### TASK TO COMPLETE
Write out the whole listing exactly as it stands.

### DATA EXCERPTS
• • • • •

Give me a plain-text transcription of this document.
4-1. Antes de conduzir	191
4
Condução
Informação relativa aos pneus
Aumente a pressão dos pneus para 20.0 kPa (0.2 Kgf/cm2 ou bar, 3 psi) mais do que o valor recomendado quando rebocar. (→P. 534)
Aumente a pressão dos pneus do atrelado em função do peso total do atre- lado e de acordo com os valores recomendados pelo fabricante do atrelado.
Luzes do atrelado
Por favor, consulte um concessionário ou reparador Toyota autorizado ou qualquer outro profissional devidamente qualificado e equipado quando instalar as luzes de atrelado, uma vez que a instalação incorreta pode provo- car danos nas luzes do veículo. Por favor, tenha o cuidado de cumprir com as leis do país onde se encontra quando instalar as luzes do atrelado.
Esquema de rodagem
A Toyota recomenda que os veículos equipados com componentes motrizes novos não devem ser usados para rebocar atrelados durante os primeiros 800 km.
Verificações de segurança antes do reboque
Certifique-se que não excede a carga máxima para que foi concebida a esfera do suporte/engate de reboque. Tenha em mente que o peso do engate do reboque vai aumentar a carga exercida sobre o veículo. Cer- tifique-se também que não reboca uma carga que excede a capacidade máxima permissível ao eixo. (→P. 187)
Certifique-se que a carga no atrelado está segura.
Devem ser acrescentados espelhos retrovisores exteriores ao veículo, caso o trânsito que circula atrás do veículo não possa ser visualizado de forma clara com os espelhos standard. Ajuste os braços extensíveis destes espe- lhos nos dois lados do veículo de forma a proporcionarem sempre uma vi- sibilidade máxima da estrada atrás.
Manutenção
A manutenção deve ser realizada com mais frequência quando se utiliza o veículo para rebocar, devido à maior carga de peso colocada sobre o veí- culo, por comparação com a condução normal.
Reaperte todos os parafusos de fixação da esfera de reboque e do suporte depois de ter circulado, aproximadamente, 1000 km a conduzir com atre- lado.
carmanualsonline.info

• • • • •

### ANSWER BELOW
Give me a plain-text transcription of this document.
4-1. Antes de conduzir	191
4
Condução
Informação relativa aos pneus
Aumente a pressão dos pneus para 20.0 kPa (0.2 Kgf/cm2 ou bar, 3 psi) mais do que o valor recomendado quando rebocar. (→P. 534)
Aumente a pressão dos pneus do atrelado em função do peso total do atre- lado e de acordo com os valores recomendados pelo fabricante do atrelado.
Luzes do atrelado
Por favor, consulte um concessionário ou reparador Toyota autorizado ou qualquer outro profissional devidamente qualificado e equipado quando instalar as luzes de atrelado, uma vez que a instalação incorreta pode provo- car danos nas luzes do veículo. Por favor, tenha o cuidado de cumprir com as leis do país onde se encontra quando instalar as luzes do atrelado.
Esquema de rodagem
A Toyota recomenda que os veículos equipados com componentes motrizes novos não devem ser usados para rebocar atrelados durante os primeiros 800 km.
Verificações de segurança antes do reboque
Certifique-se que não excede a carga máxima para que foi concebida a esfera do suporte/engate de reboque. Tenha em mente que o peso do engate do reboque vai aumentar a carga exercida sobre o veículo. Cer- tifique-se também que não reboca uma carga que excede a capacidade máxima permissível ao eixo. (→P. 187)
Certifique-se que a carga no atrelado está segura.
Devem ser acrescentados espelhos retrovisores exteriores ao veículo, caso o trânsito que circula atrás do veículo não possa ser visualizado de forma clara com os espelhos standard. Ajuste os braços extensíveis destes espe- lhos nos dois lados do veículo de forma a proporcionarem sempre uma vi- sibilidade máxima da estrada atrás.
Manutenção
A manutenção deve ser realizada com mais frequência quando se utiliza o veículo para rebocar, devido à maior carga de peso colocada sobre o veí- culo, por comparação com a condução normal.
Reaperte todos os parafusos de fixação da esfera de reboque e do suporte depois de ter circulado, aproximadamente, 1000 km a conduzir com atre- lado.
carmanualsonline.info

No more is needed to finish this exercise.